◆ TASK DESCRIPTION ◆
Using the entries that follow, count the lines containing the word "fees" and give that number by itself.

— start PROVIDED ENTRIES —

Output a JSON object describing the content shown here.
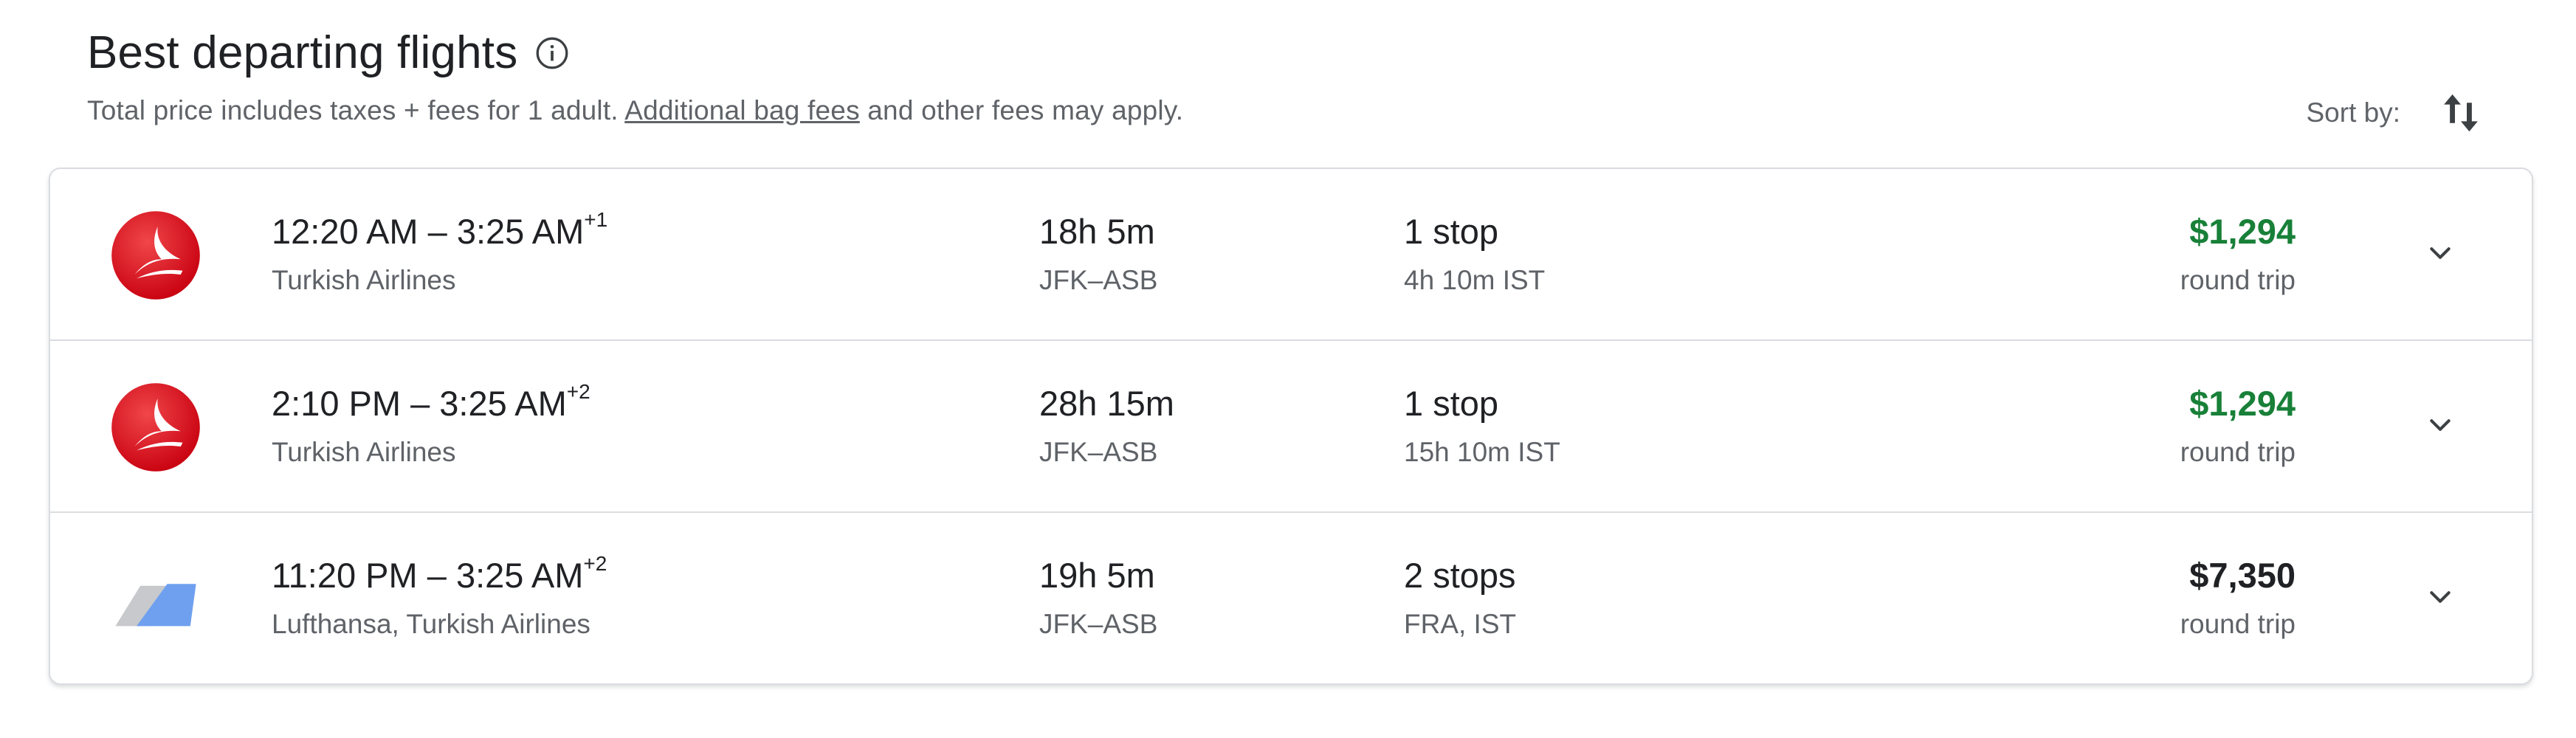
{
  "header": {
    "title": "Best departing flights",
    "subtitle_pre": "Total price includes taxes + fees for 1 adult. ",
    "subtitle_link": "Additional bag fees",
    "subtitle_post": " and other fees may apply."
  },
  "sort": {
    "label": "Sort by:",
    "icon": "sort-icon"
  },
  "colors": {
    "price_green": "#188038",
    "text_primary": "#202124",
    "text_secondary": "#5f6368",
    "turkish_red": "#e30a17",
    "lufthansa_blue": "#6fa0f0"
  },
  "flights": [
    {
      "times": "12:20 AM – 3:25 AM",
      "day_offset": "+1",
      "airline": "Turkish Airlines",
      "duration": "18h 5m",
      "route": "JFK–ASB",
      "stops": "1 stop",
      "layover": "4h 10m IST",
      "price": "$1,294",
      "price_note": "round trip",
      "logo": "turkish-airlines-logo"
    },
    {
      "times": "2:10 PM – 3:25 AM",
      "day_offset": "+2",
      "airline": "Turkish Airlines",
      "duration": "28h 15m",
      "route": "JFK–ASB",
      "stops": "1 stop",
      "layover": "15h 10m IST",
      "price": "$1,294",
      "price_note": "round trip",
      "logo": "turkish-airlines-logo"
    },
    {
      "times": "11:20 PM – 3:25 AM",
      "day_offset": "+2",
      "airline": "Lufthansa, Turkish Airlines",
      "duration": "19h 5m",
      "route": "JFK–ASB",
      "stops": "2 stops",
      "layover": "FRA, IST",
      "price": "$7,350",
      "price_note": "round trip",
      "logo": "multi-airline-tail-logo"
    }
  ]
}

— end PROVIDED ENTRIES —

◆ REPLY ◆
3